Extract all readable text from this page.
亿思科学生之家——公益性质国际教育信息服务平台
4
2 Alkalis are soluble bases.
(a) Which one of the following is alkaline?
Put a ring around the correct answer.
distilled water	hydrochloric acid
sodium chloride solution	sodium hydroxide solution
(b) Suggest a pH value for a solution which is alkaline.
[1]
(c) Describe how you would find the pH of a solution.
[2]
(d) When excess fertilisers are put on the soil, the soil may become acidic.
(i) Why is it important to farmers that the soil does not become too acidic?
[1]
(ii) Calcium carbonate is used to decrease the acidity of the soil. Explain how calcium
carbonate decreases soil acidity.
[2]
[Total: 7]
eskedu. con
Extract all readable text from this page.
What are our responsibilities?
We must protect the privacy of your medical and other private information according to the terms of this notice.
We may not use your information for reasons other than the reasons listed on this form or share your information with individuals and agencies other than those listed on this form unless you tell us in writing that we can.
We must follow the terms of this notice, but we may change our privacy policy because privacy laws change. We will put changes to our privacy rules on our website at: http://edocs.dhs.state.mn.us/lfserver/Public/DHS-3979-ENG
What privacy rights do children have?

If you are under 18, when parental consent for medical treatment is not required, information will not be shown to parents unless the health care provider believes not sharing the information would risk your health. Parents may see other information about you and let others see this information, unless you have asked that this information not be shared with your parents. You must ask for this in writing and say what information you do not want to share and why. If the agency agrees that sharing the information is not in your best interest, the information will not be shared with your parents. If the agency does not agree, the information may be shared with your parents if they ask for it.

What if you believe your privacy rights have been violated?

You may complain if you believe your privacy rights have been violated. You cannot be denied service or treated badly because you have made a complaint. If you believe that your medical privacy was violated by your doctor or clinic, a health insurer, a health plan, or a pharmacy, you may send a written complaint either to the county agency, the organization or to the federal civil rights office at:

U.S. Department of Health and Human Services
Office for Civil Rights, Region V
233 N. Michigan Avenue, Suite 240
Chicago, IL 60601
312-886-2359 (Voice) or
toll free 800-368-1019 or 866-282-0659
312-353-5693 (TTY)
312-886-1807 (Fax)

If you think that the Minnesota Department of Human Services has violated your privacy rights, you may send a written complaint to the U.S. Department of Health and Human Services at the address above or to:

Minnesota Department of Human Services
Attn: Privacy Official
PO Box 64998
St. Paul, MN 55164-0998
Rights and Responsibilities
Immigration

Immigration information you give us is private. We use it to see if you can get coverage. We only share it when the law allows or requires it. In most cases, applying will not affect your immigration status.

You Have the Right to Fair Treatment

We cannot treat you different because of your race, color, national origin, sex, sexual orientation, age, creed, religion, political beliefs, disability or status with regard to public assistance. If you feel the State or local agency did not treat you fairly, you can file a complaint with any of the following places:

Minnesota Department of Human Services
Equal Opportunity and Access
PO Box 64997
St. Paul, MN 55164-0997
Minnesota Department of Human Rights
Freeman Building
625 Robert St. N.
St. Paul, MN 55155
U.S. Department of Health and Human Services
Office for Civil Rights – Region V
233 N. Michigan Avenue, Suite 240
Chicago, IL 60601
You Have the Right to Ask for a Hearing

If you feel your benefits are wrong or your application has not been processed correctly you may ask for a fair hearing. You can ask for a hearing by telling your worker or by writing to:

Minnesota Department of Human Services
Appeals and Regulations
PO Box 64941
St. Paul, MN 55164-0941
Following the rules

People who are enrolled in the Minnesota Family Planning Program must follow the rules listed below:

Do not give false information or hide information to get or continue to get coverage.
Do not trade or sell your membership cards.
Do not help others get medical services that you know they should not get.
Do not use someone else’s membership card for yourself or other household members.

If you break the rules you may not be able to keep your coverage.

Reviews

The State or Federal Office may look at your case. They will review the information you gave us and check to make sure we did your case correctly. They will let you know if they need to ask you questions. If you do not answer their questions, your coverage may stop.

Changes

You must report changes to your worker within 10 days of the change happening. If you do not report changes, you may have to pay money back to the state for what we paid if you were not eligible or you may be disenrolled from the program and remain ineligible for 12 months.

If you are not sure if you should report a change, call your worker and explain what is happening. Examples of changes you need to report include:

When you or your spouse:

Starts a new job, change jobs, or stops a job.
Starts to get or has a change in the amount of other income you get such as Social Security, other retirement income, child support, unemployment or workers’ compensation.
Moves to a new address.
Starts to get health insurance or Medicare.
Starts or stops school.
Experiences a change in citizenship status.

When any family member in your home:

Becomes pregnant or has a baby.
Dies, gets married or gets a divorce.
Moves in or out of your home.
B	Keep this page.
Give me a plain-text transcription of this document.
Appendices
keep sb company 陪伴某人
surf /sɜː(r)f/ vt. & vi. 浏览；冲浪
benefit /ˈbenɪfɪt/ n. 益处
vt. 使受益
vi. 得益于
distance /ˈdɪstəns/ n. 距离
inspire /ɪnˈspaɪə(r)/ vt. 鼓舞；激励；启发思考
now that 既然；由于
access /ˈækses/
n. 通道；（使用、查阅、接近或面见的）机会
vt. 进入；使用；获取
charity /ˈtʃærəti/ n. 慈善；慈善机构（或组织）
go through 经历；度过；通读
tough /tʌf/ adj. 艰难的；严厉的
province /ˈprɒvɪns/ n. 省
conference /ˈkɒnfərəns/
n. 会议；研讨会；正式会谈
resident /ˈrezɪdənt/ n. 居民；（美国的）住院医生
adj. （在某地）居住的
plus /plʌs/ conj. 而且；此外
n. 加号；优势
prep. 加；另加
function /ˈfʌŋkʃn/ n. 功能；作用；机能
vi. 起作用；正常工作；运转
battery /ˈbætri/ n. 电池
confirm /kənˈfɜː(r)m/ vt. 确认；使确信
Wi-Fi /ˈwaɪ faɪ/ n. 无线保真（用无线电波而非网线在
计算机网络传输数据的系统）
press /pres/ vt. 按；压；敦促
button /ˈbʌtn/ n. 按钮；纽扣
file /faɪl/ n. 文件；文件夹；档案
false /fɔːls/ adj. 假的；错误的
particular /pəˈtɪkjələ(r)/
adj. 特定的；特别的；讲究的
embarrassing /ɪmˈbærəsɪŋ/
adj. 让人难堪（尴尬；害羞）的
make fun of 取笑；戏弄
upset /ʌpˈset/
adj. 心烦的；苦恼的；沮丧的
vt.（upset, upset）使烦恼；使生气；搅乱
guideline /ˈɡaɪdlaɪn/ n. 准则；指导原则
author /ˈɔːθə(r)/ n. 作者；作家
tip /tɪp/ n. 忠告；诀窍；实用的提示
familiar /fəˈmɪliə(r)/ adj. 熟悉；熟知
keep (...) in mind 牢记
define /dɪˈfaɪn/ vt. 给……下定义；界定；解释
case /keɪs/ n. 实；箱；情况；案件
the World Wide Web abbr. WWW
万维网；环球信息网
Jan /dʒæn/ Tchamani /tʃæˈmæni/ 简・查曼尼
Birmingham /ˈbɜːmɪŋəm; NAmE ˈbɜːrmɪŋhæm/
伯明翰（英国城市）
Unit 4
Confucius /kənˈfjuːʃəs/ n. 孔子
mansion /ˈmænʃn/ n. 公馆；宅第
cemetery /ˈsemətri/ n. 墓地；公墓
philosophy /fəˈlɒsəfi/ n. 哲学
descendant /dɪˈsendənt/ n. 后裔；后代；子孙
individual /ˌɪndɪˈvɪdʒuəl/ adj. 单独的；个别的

--- --- ---

DIRECTION
Every line above should be written out again exactly as it stands.

OUTPUT BELOW
Extract all readable text from this page.
亿思科学生之家——公益性质国际教育信息服务平台
4
2 Alkalis are soluble bases.
(a) Which one of the following is alkaline?
Put a ring around the correct answer.
distilled water	hydrochloric acid
sodium chloride solution	sodium hydroxide solution
(b) Suggest a pH value for a solution which is alkaline.
[1]
(c) Describe how you would find the pH of a solution.
[2]
(d) When excess fertilisers are put on the soil, the soil may become acidic.
(i) Why is it important to farmers that the soil does not become too acidic?
[1]
(ii) Calcium carbonate is used to decrease the acidity of the soil. Explain how calcium
carbonate decreases soil acidity.
[2]
[Total: 7]
eskedu. con
Extract all readable text from this page.
What are our responsibilities?
We must protect the privacy of your medical and other private information according to the terms of this notice.
We may not use your information for reasons other than the reasons listed on this form or share your information with individuals and agencies other than those listed on this form unless you tell us in writing that we can.
We must follow the terms of this notice, but we may change our privacy policy because privacy laws change. We will put changes to our privacy rules on our website at: http://edocs.dhs.state.mn.us/lfserver/Public/DHS-3979-ENG
What privacy rights do children have?

If you are under 18, when parental consent for medical treatment is not required, information will not be shown to parents unless the health care provider believes not sharing the information would risk your health. Parents may see other information about you and let others see this information, unless you have asked that this information not be shared with your parents. You must ask for this in writing and say what information you do not want to share and why. If the agency agrees that sharing the information is not in your best interest, the information will not be shared with your parents. If the agency does not agree, the information may be shared with your parents if they ask for it.

What if you believe your privacy rights have been violated?

You may complain if you believe your privacy rights have been violated. You cannot be denied service or treated badly because you have made a complaint. If you believe that your medical privacy was violated by your doctor or clinic, a health insurer, a health plan, or a pharmacy, you may send a written complaint either to the county agency, the organization or to the federal civil rights office at:

U.S. Department of Health and Human Services
Office for Civil Rights, Region V
233 N. Michigan Avenue, Suite 240
Chicago, IL 60601
312-886-2359 (Voice) or
toll free 800-368-1019 or 866-282-0659
312-353-5693 (TTY)
312-886-1807 (Fax)

If you think that the Minnesota Department of Human Services has violated your privacy rights, you may send a written complaint to the U.S. Department of Health and Human Services at the address above or to:

Minnesota Department of Human Services
Attn: Privacy Official
PO Box 64998
St. Paul, MN 55164-0998
Rights and Responsibilities
Immigration

Immigration information you give us is private. We use it to see if you can get coverage. We only share it when the law allows or requires it. In most cases, applying will not affect your immigration status.

You Have the Right to Fair Treatment

We cannot treat you different because of your race, color, national origin, sex, sexual orientation, age, creed, religion, political beliefs, disability or status with regard to public assistance. If you feel the State or local agency did not treat you fairly, you can file a complaint with any of the following places:

Minnesota Department of Human Services
Equal Opportunity and Access
PO Box 64997
St. Paul, MN 55164-0997
Minnesota Department of Human Rights
Freeman Building
625 Robert St. N.
St. Paul, MN 55155
U.S. Department of Health and Human Services
Office for Civil Rights – Region V
233 N. Michigan Avenue, Suite 240
Chicago, IL 60601
You Have the Right to Ask for a Hearing

If you feel your benefits are wrong or your application has not been processed correctly you may ask for a fair hearing. You can ask for a hearing by telling your worker or by writing to:

Minnesota Department of Human Services
Appeals and Regulations
PO Box 64941
St. Paul, MN 55164-0941
Following the rules

People who are enrolled in the Minnesota Family Planning Program must follow the rules listed below:

Do not give false information or hide information to get or continue to get coverage.
Do not trade or sell your membership cards.
Do not help others get medical services that you know they should not get.
Do not use someone else’s membership card for yourself or other household members.

If you break the rules you may not be able to keep your coverage.

Reviews

The State or Federal Office may look at your case. They will review the information you gave us and check to make sure we did your case correctly. They will let you know if they need to ask you questions. If you do not answer their questions, your coverage may stop.

Changes

You must report changes to your worker within 10 days of the change happening. If you do not report changes, you may have to pay money back to the state for what we paid if you were not eligible or you may be disenrolled from the program and remain ineligible for 12 months.

If you are not sure if you should report a change, call your worker and explain what is happening. Examples of changes you need to report include:

When you or your spouse:

Starts a new job, change jobs, or stops a job.
Starts to get or has a change in the amount of other income you get such as Social Security, other retirement income, child support, unemployment or workers’ compensation.
Moves to a new address.
Starts to get health insurance or Medicare.
Starts or stops school.
Experiences a change in citizenship status.

When any family member in your home:

Becomes pregnant or has a baby.
Dies, gets married or gets a divorce.
Moves in or out of your home.
B	Keep this page.
Give me a plain-text transcription of this document.
Appendices
keep sb company 陪伴某人
surf /sɜː(r)f/ vt. & vi. 浏览；冲浪
benefit /ˈbenɪfɪt/ n. 益处
vt. 使受益
vi. 得益于
distance /ˈdɪstəns/ n. 距离
inspire /ɪnˈspaɪə(r)/ vt. 鼓舞；激励；启发思考
now that 既然；由于
access /ˈækses/
n. 通道；（使用、查阅、接近或面见的）机会
vt. 进入；使用；获取
charity /ˈtʃærəti/ n. 慈善；慈善机构（或组织）
go through 经历；度过；通读
tough /tʌf/ adj. 艰难的；严厉的
province /ˈprɒvɪns/ n. 省
conference /ˈkɒnfərəns/
n. 会议；研讨会；正式会谈
resident /ˈrezɪdənt/ n. 居民；（美国的）住院医生
adj. （在某地）居住的
plus /plʌs/ conj. 而且；此外
n. 加号；优势
prep. 加；另加
function /ˈfʌŋkʃn/ n. 功能；作用；机能
vi. 起作用；正常工作；运转
battery /ˈbætri/ n. 电池
confirm /kənˈfɜː(r)m/ vt. 确认；使确信
Wi-Fi /ˈwaɪ faɪ/ n. 无线保真（用无线电波而非网线在
计算机网络传输数据的系统）
press /pres/ vt. 按；压；敦促
button /ˈbʌtn/ n. 按钮；纽扣
file /faɪl/ n. 文件；文件夹；档案
false /fɔːls/ adj. 假的；错误的
particular /pəˈtɪkjələ(r)/
adj. 特定的；特别的；讲究的
embarrassing /ɪmˈbærəsɪŋ/
adj. 让人难堪（尴尬；害羞）的
make fun of 取笑；戏弄
upset /ʌpˈset/
adj. 心烦的；苦恼的；沮丧的
vt.（upset, upset）使烦恼；使生气；搅乱
guideline /ˈɡaɪdlaɪn/ n. 准则；指导原则
author /ˈɔːθə(r)/ n. 作者；作家
tip /tɪp/ n. 忠告；诀窍；实用的提示
familiar /fəˈmɪliə(r)/ adj. 熟悉；熟知
keep (...) in mind 牢记
define /dɪˈfaɪn/ vt. 给……下定义；界定；解释
case /keɪs/ n. 实；箱；情况；案件
the World Wide Web abbr. WWW
万维网；环球信息网
Jan /dʒæn/ Tchamani /tʃæˈmæni/ 简・查曼尼
Birmingham /ˈbɜːmɪŋəm; NAmE ˈbɜːrmɪŋhæm/
伯明翰（英国城市）
Unit 4
Confucius /kənˈfjuːʃəs/ n. 孔子
mansion /ˈmænʃn/ n. 公馆；宅第
cemetery /ˈsemətri/ n. 墓地；公墓
philosophy /fəˈlɒsəfi/ n. 哲学
descendant /dɪˈsendənt/ n. 后裔；后代；子孙
individual /ˌɪndɪˈvɪdʒuəl/ adj. 单独的；个别的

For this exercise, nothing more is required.